● Exercise prompt:
Find every line below that contains the word "series" and copy it out.

═════ Input data ═════

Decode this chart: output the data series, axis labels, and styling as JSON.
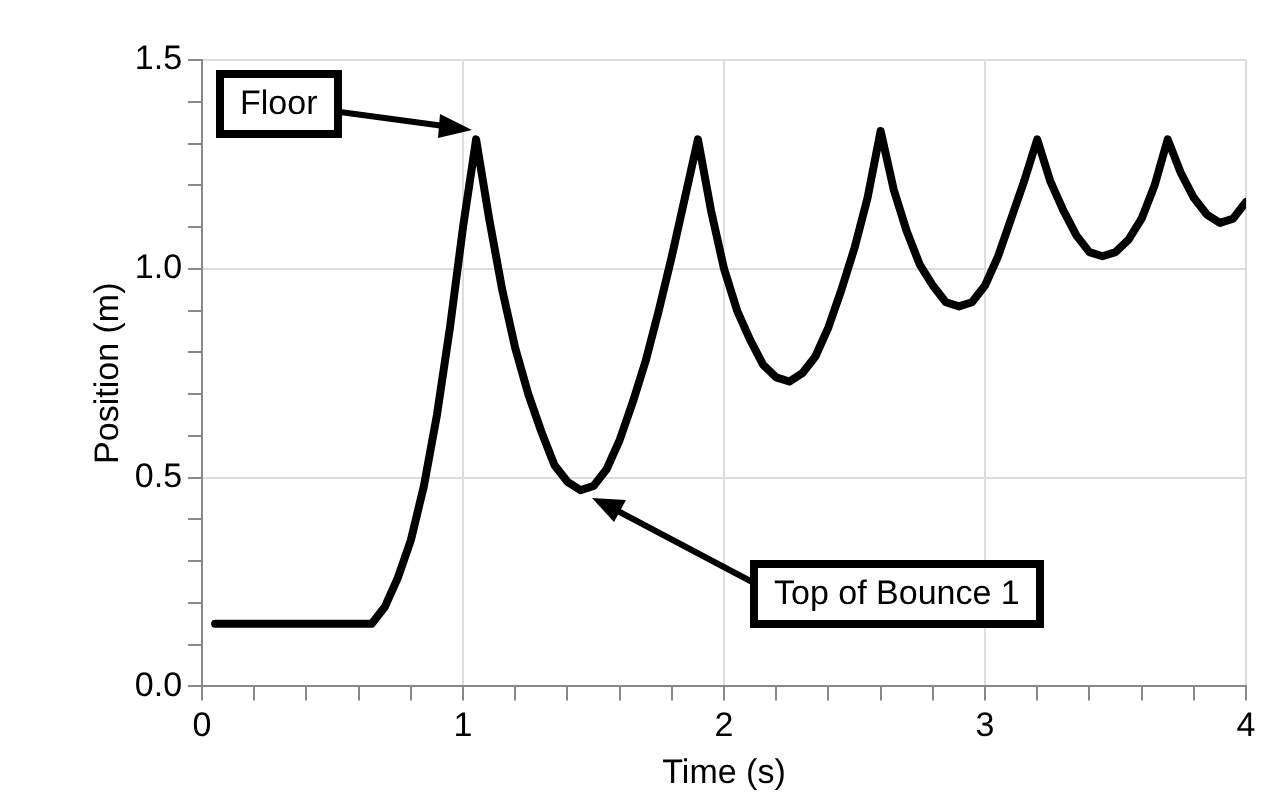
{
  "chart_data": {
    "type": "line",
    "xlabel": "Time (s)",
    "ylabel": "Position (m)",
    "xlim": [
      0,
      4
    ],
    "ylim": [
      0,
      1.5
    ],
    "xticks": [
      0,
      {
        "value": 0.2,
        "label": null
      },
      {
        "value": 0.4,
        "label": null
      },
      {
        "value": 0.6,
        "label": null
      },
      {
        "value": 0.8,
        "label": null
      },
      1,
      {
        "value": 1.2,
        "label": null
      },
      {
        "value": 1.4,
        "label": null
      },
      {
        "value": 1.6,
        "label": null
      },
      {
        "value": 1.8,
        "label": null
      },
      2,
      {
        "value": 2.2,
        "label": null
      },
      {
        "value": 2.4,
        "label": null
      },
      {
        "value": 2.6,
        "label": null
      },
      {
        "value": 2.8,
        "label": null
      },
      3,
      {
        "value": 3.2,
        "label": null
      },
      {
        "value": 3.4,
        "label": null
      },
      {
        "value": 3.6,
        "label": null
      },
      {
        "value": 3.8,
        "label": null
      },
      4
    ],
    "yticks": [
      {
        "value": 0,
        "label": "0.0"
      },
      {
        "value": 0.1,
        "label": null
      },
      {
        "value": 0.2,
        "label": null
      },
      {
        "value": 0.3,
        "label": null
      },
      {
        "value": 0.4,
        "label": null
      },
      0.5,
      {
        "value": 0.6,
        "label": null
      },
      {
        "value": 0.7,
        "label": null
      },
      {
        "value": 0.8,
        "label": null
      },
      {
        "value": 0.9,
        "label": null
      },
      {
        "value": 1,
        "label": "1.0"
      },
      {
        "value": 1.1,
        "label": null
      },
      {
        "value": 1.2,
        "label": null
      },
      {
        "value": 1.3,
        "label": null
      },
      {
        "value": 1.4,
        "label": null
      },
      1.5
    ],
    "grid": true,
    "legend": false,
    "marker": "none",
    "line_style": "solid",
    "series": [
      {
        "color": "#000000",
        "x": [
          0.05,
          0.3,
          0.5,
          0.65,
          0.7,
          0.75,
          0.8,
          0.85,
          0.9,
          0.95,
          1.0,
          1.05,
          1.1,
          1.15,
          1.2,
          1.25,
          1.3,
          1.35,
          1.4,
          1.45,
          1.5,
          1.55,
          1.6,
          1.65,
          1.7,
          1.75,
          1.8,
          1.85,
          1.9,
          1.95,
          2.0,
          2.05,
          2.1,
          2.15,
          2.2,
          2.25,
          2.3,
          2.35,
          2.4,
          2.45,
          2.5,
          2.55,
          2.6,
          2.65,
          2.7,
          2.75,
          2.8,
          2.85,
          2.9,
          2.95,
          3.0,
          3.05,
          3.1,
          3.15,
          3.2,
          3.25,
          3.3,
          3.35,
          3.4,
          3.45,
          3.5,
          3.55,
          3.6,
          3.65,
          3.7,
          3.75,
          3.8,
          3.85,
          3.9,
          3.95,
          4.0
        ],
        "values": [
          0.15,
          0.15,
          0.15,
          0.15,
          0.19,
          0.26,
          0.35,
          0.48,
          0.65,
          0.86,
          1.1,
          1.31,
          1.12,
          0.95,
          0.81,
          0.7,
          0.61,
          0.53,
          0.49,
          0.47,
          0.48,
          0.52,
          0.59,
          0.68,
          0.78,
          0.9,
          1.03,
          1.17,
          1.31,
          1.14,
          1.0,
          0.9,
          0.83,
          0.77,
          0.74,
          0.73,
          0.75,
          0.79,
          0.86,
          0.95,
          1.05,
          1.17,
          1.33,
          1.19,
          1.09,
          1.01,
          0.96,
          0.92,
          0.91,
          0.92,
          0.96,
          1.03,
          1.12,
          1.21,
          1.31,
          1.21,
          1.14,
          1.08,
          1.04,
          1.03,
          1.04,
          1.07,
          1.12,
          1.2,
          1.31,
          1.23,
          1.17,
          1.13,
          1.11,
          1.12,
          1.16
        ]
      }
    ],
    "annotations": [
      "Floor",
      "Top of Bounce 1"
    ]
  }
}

═════

● Correct response:
Decode this chart: output the data series, axis labels, and styling as JSON.
    "series": [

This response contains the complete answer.